» DATA FOR THE TASK:
-=-=-=-=-
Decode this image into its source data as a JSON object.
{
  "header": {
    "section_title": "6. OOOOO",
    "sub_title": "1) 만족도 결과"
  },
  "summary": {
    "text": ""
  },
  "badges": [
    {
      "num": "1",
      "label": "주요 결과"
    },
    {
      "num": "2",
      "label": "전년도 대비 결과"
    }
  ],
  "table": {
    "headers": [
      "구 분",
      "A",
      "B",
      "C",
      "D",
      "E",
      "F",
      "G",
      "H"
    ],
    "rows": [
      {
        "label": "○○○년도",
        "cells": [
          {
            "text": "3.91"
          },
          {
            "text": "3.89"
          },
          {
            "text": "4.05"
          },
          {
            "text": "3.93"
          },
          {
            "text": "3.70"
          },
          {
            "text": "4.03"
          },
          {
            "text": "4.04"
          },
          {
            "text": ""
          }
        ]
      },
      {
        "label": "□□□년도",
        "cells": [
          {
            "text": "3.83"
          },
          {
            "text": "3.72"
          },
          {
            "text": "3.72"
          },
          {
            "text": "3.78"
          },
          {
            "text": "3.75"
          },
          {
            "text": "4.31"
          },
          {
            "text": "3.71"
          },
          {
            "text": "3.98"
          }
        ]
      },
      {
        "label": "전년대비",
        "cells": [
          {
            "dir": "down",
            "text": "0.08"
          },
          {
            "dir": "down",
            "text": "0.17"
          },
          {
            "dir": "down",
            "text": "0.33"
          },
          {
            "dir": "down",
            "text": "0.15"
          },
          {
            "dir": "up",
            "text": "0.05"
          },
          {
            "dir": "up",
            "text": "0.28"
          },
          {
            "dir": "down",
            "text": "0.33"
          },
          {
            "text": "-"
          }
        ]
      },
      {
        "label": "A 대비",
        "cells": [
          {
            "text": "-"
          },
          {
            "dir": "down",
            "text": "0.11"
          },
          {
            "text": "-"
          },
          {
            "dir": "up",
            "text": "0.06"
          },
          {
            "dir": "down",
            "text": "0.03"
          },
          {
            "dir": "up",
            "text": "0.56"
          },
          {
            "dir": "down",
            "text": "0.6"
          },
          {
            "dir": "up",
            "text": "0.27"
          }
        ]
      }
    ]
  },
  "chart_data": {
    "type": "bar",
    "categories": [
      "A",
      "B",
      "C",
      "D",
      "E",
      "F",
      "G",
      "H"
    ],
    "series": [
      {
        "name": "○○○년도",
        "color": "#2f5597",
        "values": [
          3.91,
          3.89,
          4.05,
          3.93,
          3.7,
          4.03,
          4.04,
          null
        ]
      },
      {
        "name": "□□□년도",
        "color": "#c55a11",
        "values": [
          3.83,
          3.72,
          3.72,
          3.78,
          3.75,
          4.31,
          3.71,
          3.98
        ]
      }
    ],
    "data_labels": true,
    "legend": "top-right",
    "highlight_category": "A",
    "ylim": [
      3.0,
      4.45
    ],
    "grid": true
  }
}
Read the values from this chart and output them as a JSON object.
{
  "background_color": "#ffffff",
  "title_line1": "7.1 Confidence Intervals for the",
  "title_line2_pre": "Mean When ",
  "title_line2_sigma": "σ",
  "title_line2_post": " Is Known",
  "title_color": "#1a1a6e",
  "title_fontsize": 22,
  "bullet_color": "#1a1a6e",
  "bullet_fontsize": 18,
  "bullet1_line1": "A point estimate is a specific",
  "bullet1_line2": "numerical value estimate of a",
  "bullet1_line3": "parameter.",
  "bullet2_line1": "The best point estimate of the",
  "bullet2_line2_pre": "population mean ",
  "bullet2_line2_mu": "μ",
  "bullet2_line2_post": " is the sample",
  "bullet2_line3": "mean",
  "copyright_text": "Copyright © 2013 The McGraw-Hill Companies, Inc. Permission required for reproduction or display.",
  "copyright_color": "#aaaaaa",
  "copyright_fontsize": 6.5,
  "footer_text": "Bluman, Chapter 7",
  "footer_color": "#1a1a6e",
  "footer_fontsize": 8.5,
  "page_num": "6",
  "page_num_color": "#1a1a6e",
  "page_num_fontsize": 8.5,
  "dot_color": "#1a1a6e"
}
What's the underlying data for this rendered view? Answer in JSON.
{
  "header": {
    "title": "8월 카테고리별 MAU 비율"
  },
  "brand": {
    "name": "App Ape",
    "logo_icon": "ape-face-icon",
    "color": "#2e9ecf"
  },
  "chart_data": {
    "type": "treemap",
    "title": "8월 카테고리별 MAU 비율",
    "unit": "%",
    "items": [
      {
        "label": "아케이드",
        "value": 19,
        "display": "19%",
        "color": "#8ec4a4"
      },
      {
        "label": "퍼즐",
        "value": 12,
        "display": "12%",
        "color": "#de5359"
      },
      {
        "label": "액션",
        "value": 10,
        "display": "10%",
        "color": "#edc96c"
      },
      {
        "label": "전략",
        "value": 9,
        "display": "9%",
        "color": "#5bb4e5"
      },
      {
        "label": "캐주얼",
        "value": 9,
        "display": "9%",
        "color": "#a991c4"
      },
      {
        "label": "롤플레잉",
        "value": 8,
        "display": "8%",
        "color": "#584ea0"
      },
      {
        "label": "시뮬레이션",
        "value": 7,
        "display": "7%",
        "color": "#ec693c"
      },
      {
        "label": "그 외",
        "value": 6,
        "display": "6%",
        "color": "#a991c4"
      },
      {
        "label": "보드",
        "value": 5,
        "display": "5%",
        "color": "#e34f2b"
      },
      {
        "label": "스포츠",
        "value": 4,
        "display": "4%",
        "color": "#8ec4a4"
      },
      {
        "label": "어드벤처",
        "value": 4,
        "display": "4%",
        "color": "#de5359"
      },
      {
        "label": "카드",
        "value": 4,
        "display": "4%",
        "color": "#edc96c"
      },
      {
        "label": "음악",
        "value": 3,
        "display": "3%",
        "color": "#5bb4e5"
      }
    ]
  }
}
-=-=-=-=-
Restate each of the entries above verbatim.

» FULL SOLUTION:
Decode this image into its source data as a JSON object.
{
  "header": {
    "section_title": "6. OOOOO",
    "sub_title": "1) 만족도 결과"
  },
  "summary": {
    "text": ""
  },
  "badges": [
    {
      "num": "1",
      "label": "주요 결과"
    },
    {
      "num": "2",
      "label": "전년도 대비 결과"
    }
  ],
  "table": {
    "headers": [
      "구 분",
      "A",
      "B",
      "C",
      "D",
      "E",
      "F",
      "G",
      "H"
    ],
    "rows": [
      {
        "label": "○○○년도",
        "cells": [
          {
            "text": "3.91"
          },
          {
            "text": "3.89"
          },
          {
            "text": "4.05"
          },
          {
            "text": "3.93"
          },
          {
            "text": "3.70"
          },
          {
            "text": "4.03"
          },
          {
            "text": "4.04"
          },
          {
            "text": ""
          }
        ]
      },
      {
        "label": "□□□년도",
        "cells": [
          {
            "text": "3.83"
          },
          {
            "text": "3.72"
          },
          {
            "text": "3.72"
          },
          {
            "text": "3.78"
          },
          {
            "text": "3.75"
          },
          {
            "text": "4.31"
          },
          {
            "text": "3.71"
          },
          {
            "text": "3.98"
          }
        ]
      },
      {
        "label": "전년대비",
        "cells": [
          {
            "dir": "down",
            "text": "0.08"
          },
          {
            "dir": "down",
            "text": "0.17"
          },
          {
            "dir": "down",
            "text": "0.33"
          },
          {
            "dir": "down",
            "text": "0.15"
          },
          {
            "dir": "up",
            "text": "0.05"
          },
          {
            "dir": "up",
            "text": "0.28"
          },
          {
            "dir": "down",
            "text": "0.33"
          },
          {
            "text": "-"
          }
        ]
      },
      {
        "label": "A 대비",
        "cells": [
          {
            "text": "-"
          },
          {
            "dir": "down",
            "text": "0.11"
          },
          {
            "text": "-"
          },
          {
            "dir": "up",
            "text": "0.06"
          },
          {
            "dir": "down",
            "text": "0.03"
          },
          {
            "dir": "up",
            "text": "0.56"
          },
          {
            "dir": "down",
            "text": "0.6"
          },
          {
            "dir": "up",
            "text": "0.27"
          }
        ]
      }
    ]
  },
  "chart_data": {
    "type": "bar",
    "categories": [
      "A",
      "B",
      "C",
      "D",
      "E",
      "F",
      "G",
      "H"
    ],
    "series": [
      {
        "name": "○○○년도",
        "color": "#2f5597",
        "values": [
          3.91,
          3.89,
          4.05,
          3.93,
          3.7,
          4.03,
          4.04,
          null
        ]
      },
      {
        "name": "□□□년도",
        "color": "#c55a11",
        "values": [
          3.83,
          3.72,
          3.72,
          3.78,
          3.75,
          4.31,
          3.71,
          3.98
        ]
      }
    ],
    "data_labels": true,
    "legend": "top-right",
    "highlight_category": "A",
    "ylim": [
      3.0,
      4.45
    ],
    "grid": true
  }
}
Read the values from this chart and output them as a JSON object.
{
  "background_color": "#ffffff",
  "title_line1": "7.1 Confidence Intervals for the",
  "title_line2_pre": "Mean When ",
  "title_line2_sigma": "σ",
  "title_line2_post": " Is Known",
  "title_color": "#1a1a6e",
  "title_fontsize": 22,
  "bullet_color": "#1a1a6e",
  "bullet_fontsize": 18,
  "bullet1_line1": "A point estimate is a specific",
  "bullet1_line2": "numerical value estimate of a",
  "bullet1_line3": "parameter.",
  "bullet2_line1": "The best point estimate of the",
  "bullet2_line2_pre": "population mean ",
  "bullet2_line2_mu": "μ",
  "bullet2_line2_post": " is the sample",
  "bullet2_line3": "mean",
  "copyright_text": "Copyright © 2013 The McGraw-Hill Companies, Inc. Permission required for reproduction or display.",
  "copyright_color": "#aaaaaa",
  "copyright_fontsize": 6.5,
  "footer_text": "Bluman, Chapter 7",
  "footer_color": "#1a1a6e",
  "footer_fontsize": 8.5,
  "page_num": "6",
  "page_num_color": "#1a1a6e",
  "page_num_fontsize": 8.5,
  "dot_color": "#1a1a6e"
}
What's the underlying data for this rendered view? Answer in JSON.
{
  "header": {
    "title": "8월 카테고리별 MAU 비율"
  },
  "brand": {
    "name": "App Ape",
    "logo_icon": "ape-face-icon",
    "color": "#2e9ecf"
  },
  "chart_data": {
    "type": "treemap",
    "title": "8월 카테고리별 MAU 비율",
    "unit": "%",
    "items": [
      {
        "label": "아케이드",
        "value": 19,
        "display": "19%",
        "color": "#8ec4a4"
      },
      {
        "label": "퍼즐",
        "value": 12,
        "display": "12%",
        "color": "#de5359"
      },
      {
        "label": "액션",
        "value": 10,
        "display": "10%",
        "color": "#edc96c"
      },
      {
        "label": "전략",
        "value": 9,
        "display": "9%",
        "color": "#5bb4e5"
      },
      {
        "label": "캐주얼",
        "value": 9,
        "display": "9%",
        "color": "#a991c4"
      },
      {
        "label": "롤플레잉",
        "value": 8,
        "display": "8%",
        "color": "#584ea0"
      },
      {
        "label": "시뮬레이션",
        "value": 7,
        "display": "7%",
        "color": "#ec693c"
      },
      {
        "label": "그 외",
        "value": 6,
        "display": "6%",
        "color": "#a991c4"
      },
      {
        "label": "보드",
        "value": 5,
        "display": "5%",
        "color": "#e34f2b"
      },
      {
        "label": "스포츠",
        "value": 4,
        "display": "4%",
        "color": "#8ec4a4"
      },
      {
        "label": "어드벤처",
        "value": 4,
        "display": "4%",
        "color": "#de5359"
      },
      {
        "label": "카드",
        "value": 4,
        "display": "4%",
        "color": "#edc96c"
      },
      {
        "label": "음악",
        "value": 3,
        "display": "3%",
        "color": "#5bb4e5"
      }
    ]
  }
}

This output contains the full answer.